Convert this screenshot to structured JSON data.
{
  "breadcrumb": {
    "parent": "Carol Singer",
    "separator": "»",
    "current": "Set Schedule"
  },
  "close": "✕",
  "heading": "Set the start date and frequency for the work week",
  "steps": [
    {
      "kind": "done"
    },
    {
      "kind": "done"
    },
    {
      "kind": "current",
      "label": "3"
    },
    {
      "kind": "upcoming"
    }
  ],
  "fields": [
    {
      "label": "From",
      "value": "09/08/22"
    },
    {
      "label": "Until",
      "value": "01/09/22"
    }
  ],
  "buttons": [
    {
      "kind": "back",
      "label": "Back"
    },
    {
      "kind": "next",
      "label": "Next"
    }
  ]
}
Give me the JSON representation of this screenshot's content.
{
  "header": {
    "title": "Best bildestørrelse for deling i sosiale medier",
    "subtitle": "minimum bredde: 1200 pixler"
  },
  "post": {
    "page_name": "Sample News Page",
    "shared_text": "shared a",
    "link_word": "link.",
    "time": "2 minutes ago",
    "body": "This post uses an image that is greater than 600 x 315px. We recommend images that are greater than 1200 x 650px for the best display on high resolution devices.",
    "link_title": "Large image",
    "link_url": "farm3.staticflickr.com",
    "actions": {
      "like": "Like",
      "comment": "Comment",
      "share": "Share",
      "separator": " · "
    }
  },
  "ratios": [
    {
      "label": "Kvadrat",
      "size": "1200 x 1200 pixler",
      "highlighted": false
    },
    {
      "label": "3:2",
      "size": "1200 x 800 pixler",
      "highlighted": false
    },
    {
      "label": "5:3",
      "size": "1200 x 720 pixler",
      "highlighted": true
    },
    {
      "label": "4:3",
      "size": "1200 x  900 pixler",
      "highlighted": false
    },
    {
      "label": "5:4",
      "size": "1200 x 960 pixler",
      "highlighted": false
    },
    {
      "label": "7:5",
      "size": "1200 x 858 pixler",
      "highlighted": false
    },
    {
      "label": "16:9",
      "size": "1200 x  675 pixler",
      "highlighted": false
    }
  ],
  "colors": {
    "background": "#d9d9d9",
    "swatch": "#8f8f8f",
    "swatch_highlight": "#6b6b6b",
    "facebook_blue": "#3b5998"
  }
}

^^^^

--- Task goal ---
Reproduce the full listing exactly.

--- Task answer ---
Convert this screenshot to structured JSON data.
{
  "breadcrumb": {
    "parent": "Carol Singer",
    "separator": "»",
    "current": "Set Schedule"
  },
  "close": "✕",
  "heading": "Set the start date and frequency for the work week",
  "steps": [
    {
      "kind": "done"
    },
    {
      "kind": "done"
    },
    {
      "kind": "current",
      "label": "3"
    },
    {
      "kind": "upcoming"
    }
  ],
  "fields": [
    {
      "label": "From",
      "value": "09/08/22"
    },
    {
      "label": "Until",
      "value": "01/09/22"
    }
  ],
  "buttons": [
    {
      "kind": "back",
      "label": "Back"
    },
    {
      "kind": "next",
      "label": "Next"
    }
  ]
}
Give me the JSON representation of this screenshot's content.
{
  "header": {
    "title": "Best bildestørrelse for deling i sosiale medier",
    "subtitle": "minimum bredde: 1200 pixler"
  },
  "post": {
    "page_name": "Sample News Page",
    "shared_text": "shared a",
    "link_word": "link.",
    "time": "2 minutes ago",
    "body": "This post uses an image that is greater than 600 x 315px. We recommend images that are greater than 1200 x 650px for the best display on high resolution devices.",
    "link_title": "Large image",
    "link_url": "farm3.staticflickr.com",
    "actions": {
      "like": "Like",
      "comment": "Comment",
      "share": "Share",
      "separator": " · "
    }
  },
  "ratios": [
    {
      "label": "Kvadrat",
      "size": "1200 x 1200 pixler",
      "highlighted": false
    },
    {
      "label": "3:2",
      "size": "1200 x 800 pixler",
      "highlighted": false
    },
    {
      "label": "5:3",
      "size": "1200 x 720 pixler",
      "highlighted": true
    },
    {
      "label": "4:3",
      "size": "1200 x  900 pixler",
      "highlighted": false
    },
    {
      "label": "5:4",
      "size": "1200 x 960 pixler",
      "highlighted": false
    },
    {
      "label": "7:5",
      "size": "1200 x 858 pixler",
      "highlighted": false
    },
    {
      "label": "16:9",
      "size": "1200 x  675 pixler",
      "highlighted": false
    }
  ],
  "colors": {
    "background": "#d9d9d9",
    "swatch": "#8f8f8f",
    "swatch_highlight": "#6b6b6b",
    "facebook_blue": "#3b5998"
  }
}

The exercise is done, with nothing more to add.